-- BEGIN Records supplied --

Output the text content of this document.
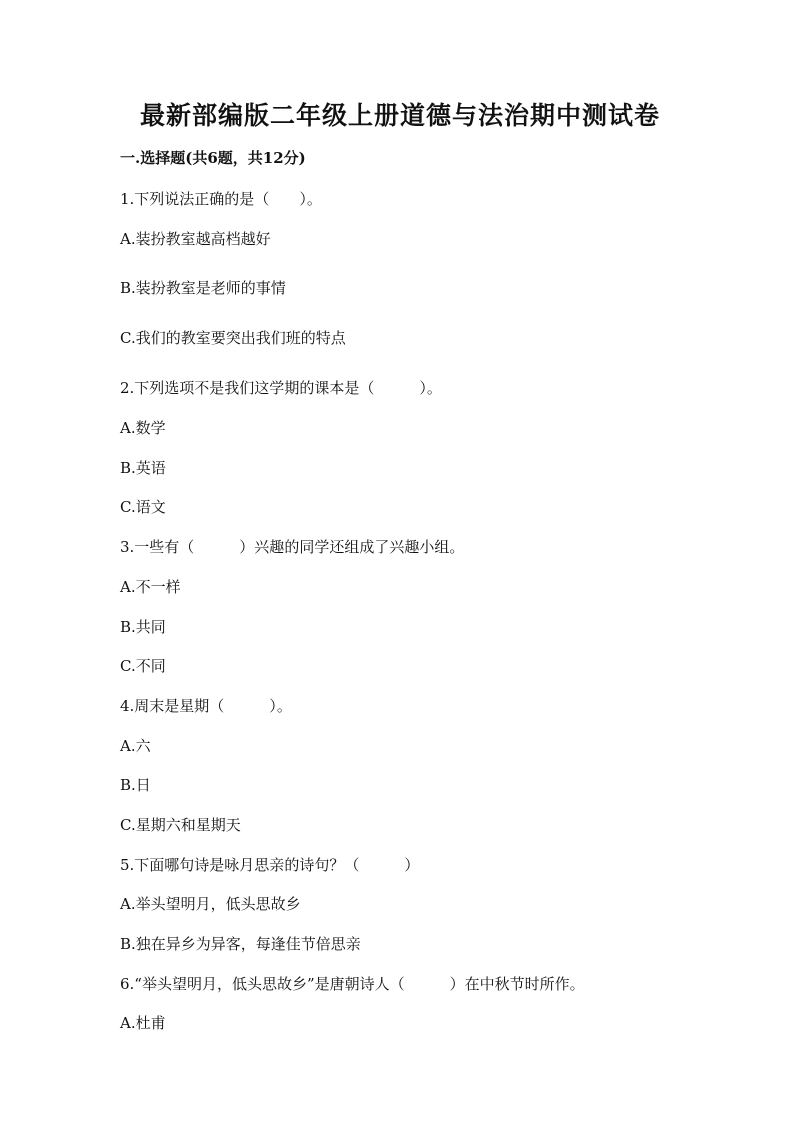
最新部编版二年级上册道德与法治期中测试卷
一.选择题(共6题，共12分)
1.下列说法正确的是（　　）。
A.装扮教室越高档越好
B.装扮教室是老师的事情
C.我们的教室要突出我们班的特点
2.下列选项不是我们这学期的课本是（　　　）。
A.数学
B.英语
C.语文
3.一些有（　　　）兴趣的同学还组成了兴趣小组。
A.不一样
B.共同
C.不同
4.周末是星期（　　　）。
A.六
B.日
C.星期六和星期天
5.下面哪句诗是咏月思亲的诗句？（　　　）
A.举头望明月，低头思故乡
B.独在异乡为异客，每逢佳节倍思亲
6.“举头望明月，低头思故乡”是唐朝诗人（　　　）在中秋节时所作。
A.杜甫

-- END Records supplied --

* **Your instructions**
Please write out all of the material above without changing a word, and omit any pictures.

* **Solution for this problem**
Output the text content of this document.
最新部编版二年级上册道德与法治期中测试卷
一.选择题(共6题，共12分)
1.下列说法正确的是（　　）。
A.装扮教室越高档越好
B.装扮教室是老师的事情
C.我们的教室要突出我们班的特点
2.下列选项不是我们这学期的课本是（　　　）。
A.数学
B.英语
C.语文
3.一些有（　　　）兴趣的同学还组成了兴趣小组。
A.不一样
B.共同
C.不同
4.周末是星期（　　　）。
A.六
B.日
C.星期六和星期天
5.下面哪句诗是咏月思亲的诗句？（　　　）
A.举头望明月，低头思故乡
B.独在异乡为异客，每逢佳节倍思亲
6.“举头望明月，低头思故乡”是唐朝诗人（　　　）在中秋节时所作。
A.杜甫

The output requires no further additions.